Short problem: Find each line containing the word "image" and report how many there are. Add nothing else.

Extracted information:
========================

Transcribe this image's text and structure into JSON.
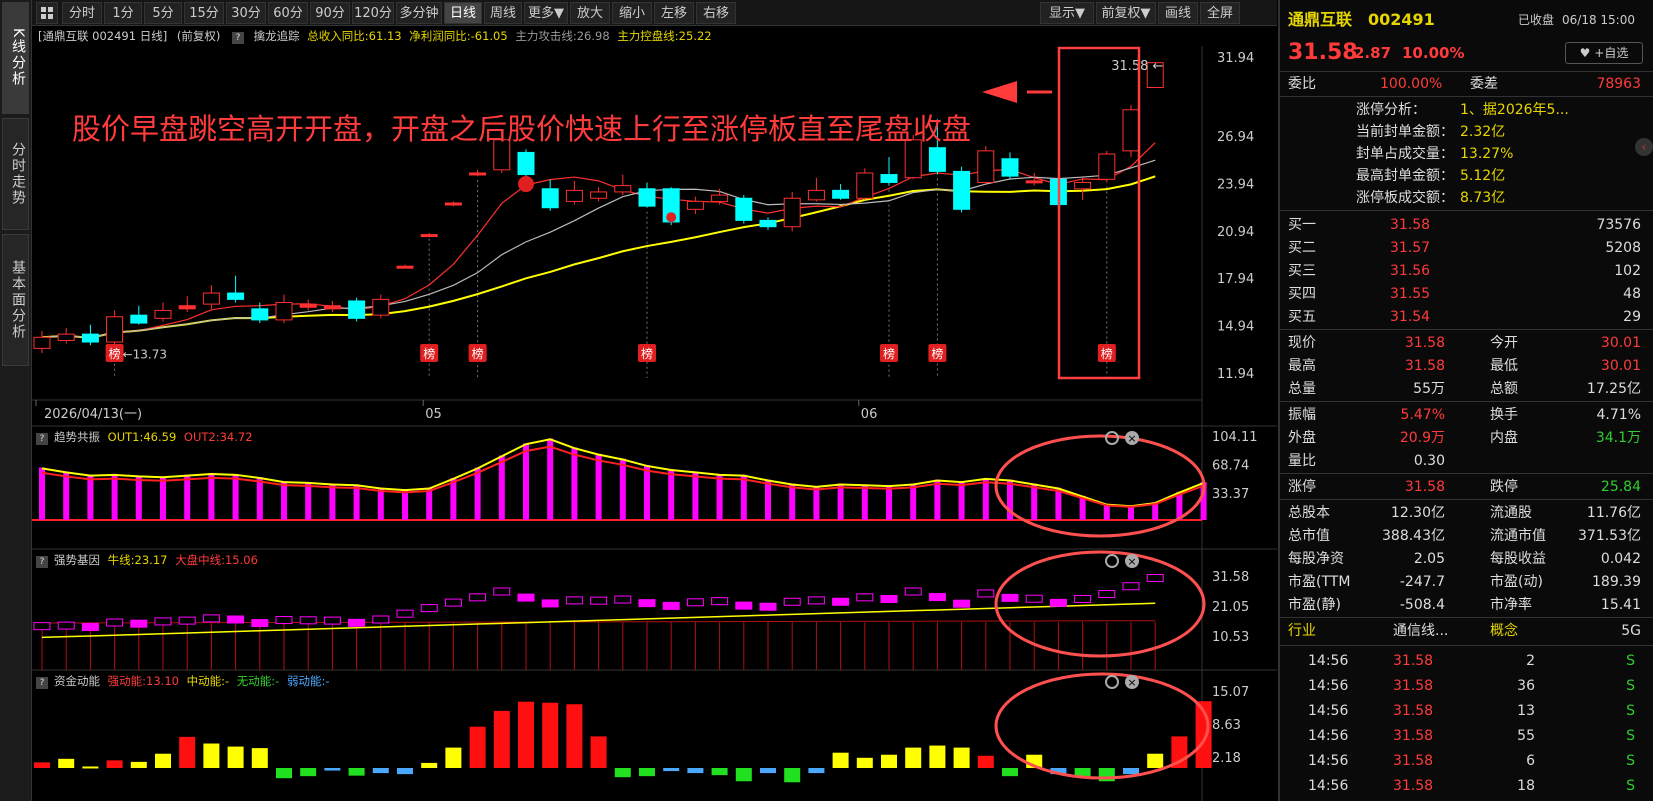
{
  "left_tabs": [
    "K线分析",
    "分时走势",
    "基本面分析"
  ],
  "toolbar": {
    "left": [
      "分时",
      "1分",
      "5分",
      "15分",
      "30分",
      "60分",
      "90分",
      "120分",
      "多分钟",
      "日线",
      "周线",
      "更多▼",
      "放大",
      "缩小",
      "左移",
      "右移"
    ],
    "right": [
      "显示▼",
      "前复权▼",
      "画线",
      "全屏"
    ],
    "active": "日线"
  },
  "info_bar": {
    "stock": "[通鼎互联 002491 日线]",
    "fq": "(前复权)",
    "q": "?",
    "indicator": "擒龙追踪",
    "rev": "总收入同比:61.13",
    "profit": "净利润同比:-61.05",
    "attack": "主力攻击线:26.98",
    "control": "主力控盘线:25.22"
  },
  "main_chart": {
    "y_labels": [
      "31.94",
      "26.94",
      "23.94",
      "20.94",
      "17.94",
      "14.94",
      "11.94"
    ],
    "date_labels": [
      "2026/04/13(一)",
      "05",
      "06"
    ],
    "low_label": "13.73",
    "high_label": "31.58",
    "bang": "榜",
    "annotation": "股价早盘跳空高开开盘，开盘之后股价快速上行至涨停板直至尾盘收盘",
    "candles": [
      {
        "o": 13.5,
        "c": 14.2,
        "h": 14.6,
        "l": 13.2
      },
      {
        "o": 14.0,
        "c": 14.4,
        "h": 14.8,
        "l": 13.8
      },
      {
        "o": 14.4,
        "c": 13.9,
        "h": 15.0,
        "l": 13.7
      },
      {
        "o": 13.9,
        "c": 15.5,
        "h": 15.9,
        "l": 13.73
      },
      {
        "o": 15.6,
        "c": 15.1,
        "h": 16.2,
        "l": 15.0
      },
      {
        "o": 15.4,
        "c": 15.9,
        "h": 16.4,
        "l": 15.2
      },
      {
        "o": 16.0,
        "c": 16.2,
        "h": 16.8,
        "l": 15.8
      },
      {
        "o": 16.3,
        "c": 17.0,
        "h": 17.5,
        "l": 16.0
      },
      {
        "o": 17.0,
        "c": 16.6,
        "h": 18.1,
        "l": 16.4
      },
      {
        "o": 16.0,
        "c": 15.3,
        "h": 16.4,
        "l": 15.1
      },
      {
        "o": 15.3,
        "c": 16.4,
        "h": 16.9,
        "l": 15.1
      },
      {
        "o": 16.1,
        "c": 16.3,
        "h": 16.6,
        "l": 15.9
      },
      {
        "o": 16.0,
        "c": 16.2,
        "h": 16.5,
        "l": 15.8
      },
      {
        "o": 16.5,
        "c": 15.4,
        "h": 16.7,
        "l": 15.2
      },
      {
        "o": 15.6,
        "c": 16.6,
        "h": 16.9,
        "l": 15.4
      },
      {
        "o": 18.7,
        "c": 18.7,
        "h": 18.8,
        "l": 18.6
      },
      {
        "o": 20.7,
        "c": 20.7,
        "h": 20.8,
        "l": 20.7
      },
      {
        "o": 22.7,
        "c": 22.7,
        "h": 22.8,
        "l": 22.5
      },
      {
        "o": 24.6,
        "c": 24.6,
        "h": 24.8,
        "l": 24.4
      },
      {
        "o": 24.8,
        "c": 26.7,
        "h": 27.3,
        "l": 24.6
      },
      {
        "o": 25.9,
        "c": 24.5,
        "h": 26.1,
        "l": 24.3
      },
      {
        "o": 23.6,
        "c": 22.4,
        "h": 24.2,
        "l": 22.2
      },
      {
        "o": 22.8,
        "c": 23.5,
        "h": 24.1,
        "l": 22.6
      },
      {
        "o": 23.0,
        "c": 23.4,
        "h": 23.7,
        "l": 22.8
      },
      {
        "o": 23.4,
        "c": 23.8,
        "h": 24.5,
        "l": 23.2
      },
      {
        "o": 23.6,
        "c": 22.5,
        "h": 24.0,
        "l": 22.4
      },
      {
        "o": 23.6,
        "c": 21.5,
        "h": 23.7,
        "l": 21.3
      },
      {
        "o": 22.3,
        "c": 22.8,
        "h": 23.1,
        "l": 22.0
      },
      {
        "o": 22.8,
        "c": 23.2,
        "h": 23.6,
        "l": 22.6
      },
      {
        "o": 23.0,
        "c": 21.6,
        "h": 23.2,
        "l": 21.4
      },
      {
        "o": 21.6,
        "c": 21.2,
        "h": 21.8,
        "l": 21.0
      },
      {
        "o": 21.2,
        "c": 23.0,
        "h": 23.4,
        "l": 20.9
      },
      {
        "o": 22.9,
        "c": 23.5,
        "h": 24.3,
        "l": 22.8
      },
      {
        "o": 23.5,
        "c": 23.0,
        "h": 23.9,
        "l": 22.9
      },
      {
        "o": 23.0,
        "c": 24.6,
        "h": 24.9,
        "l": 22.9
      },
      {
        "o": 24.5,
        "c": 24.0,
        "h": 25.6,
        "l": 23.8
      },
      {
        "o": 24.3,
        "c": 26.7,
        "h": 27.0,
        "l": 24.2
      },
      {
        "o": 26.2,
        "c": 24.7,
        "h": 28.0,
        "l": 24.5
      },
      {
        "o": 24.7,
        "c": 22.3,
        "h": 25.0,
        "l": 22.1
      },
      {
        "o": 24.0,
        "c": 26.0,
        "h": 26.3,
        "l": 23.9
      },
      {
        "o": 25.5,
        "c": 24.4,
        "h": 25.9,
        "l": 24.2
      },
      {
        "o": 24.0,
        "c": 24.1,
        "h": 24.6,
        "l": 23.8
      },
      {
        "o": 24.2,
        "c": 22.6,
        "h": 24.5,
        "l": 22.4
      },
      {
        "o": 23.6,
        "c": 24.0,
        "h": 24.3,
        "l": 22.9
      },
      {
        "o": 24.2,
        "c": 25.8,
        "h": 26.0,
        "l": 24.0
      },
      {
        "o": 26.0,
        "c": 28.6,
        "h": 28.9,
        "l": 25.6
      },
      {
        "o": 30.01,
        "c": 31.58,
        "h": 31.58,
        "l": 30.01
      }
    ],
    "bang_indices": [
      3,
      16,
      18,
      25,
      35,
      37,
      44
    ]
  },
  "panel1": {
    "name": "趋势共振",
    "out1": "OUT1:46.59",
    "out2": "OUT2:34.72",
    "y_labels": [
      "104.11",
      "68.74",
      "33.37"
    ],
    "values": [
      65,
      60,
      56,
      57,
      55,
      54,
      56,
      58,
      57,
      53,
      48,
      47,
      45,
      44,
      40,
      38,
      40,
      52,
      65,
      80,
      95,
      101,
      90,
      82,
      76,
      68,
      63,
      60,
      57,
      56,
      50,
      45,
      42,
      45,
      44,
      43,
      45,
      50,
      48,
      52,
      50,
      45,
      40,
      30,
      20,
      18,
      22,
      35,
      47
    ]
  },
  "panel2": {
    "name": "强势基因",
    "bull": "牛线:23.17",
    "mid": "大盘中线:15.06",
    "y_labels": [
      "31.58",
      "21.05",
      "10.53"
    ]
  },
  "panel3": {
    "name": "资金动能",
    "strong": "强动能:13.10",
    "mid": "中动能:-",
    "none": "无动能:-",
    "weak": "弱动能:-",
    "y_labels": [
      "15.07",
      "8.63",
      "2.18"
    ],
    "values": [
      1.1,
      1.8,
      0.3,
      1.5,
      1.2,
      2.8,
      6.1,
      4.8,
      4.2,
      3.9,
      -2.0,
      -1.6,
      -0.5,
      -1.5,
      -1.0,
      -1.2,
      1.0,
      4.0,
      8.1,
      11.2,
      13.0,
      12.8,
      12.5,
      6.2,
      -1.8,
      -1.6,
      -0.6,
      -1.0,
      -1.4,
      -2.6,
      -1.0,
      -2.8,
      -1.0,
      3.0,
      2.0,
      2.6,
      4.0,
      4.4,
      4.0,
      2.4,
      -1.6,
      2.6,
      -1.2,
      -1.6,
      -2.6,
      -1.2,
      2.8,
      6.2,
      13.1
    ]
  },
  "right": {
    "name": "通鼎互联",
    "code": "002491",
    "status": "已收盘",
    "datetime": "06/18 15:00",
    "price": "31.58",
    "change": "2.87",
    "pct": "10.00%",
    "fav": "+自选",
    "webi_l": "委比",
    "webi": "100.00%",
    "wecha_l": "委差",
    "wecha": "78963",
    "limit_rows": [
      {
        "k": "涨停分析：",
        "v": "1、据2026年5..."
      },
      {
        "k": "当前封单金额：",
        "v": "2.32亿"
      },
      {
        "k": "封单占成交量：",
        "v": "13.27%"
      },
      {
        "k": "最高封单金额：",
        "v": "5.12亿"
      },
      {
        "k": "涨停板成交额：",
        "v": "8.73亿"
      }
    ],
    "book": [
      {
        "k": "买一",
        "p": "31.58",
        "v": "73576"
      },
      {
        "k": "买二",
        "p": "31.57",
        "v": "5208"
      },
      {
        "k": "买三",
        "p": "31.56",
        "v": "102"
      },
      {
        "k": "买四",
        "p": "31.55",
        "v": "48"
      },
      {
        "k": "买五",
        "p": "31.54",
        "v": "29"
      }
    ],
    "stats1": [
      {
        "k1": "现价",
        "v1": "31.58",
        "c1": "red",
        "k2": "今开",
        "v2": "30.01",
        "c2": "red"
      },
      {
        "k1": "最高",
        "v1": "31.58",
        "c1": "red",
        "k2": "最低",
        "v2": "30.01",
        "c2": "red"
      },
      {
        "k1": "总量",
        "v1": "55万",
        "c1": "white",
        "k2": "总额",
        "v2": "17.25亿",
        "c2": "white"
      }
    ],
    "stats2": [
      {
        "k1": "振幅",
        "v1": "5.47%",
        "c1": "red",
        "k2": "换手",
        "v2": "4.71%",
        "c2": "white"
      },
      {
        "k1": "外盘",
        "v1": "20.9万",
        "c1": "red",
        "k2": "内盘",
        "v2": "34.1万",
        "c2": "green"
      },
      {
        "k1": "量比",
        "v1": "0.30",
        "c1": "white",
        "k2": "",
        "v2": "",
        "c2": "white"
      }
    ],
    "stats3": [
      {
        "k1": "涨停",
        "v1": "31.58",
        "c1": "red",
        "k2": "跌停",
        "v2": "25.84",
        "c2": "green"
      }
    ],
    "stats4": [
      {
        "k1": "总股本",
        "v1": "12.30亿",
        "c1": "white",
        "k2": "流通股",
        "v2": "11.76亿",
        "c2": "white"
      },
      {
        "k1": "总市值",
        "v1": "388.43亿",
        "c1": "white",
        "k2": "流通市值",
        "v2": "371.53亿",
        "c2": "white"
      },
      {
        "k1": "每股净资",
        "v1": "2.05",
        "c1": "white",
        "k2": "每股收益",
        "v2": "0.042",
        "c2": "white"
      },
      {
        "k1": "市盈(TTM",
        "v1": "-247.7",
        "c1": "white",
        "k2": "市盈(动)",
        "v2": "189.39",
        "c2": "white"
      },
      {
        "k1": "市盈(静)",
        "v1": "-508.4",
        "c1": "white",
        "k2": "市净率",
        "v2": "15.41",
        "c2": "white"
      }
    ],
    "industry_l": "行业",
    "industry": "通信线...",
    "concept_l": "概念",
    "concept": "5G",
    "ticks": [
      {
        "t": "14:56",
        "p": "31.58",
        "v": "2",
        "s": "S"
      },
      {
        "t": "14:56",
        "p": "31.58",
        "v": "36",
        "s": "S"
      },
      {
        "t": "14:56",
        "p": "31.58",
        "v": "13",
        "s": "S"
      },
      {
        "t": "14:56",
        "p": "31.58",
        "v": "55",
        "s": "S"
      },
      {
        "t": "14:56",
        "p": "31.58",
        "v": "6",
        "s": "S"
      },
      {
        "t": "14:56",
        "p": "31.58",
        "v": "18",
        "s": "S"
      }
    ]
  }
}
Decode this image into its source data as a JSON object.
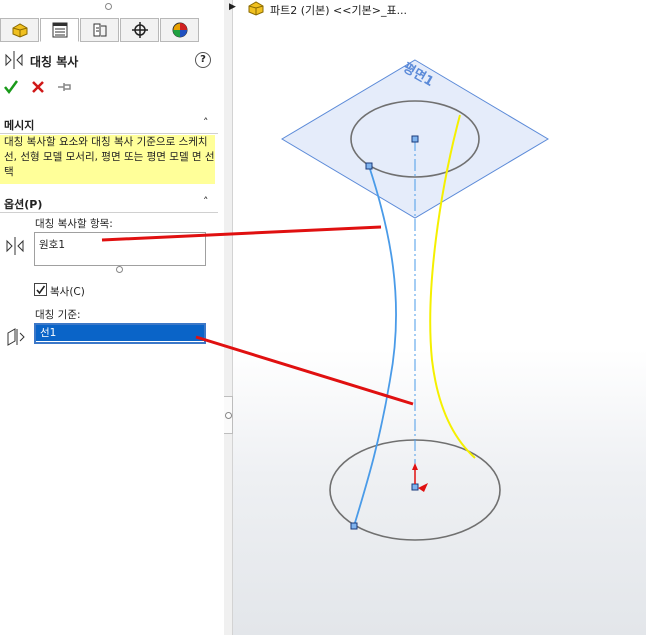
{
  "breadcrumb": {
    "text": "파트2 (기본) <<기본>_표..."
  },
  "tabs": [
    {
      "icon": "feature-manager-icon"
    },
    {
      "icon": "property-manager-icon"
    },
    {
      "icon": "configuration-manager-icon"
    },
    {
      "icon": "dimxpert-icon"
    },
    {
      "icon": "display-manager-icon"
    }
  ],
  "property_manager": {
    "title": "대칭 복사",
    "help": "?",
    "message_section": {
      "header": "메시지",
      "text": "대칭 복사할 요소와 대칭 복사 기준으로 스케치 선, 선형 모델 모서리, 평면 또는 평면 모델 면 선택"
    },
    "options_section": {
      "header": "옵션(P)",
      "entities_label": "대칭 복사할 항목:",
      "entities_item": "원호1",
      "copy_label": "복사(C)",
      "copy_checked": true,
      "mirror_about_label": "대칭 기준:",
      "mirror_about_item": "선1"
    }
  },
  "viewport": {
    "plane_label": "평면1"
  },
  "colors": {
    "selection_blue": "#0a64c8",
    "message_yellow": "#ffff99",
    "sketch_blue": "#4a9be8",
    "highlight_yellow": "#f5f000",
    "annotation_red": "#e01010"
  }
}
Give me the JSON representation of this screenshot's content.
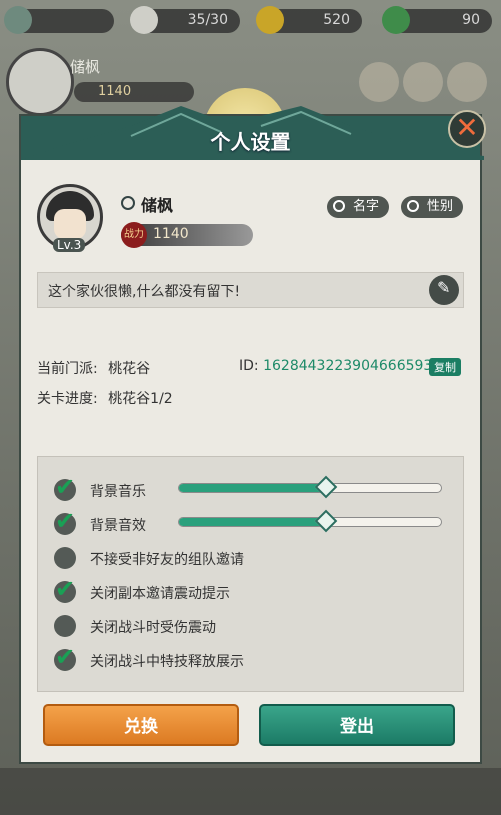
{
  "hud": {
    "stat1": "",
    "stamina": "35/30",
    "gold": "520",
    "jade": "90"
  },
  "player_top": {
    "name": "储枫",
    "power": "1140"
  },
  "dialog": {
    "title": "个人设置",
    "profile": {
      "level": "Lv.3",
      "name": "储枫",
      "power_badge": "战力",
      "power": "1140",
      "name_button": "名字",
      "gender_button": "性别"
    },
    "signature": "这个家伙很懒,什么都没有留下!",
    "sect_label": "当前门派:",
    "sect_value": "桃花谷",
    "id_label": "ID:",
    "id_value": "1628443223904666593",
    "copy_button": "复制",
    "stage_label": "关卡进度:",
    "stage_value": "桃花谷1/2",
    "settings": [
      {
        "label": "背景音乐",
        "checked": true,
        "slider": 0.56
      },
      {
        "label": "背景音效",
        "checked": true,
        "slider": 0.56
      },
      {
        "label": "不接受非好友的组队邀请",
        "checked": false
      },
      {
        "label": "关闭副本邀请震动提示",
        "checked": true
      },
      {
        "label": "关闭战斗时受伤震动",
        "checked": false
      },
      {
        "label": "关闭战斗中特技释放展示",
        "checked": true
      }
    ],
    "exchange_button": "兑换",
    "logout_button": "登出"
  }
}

========================

Task response: 2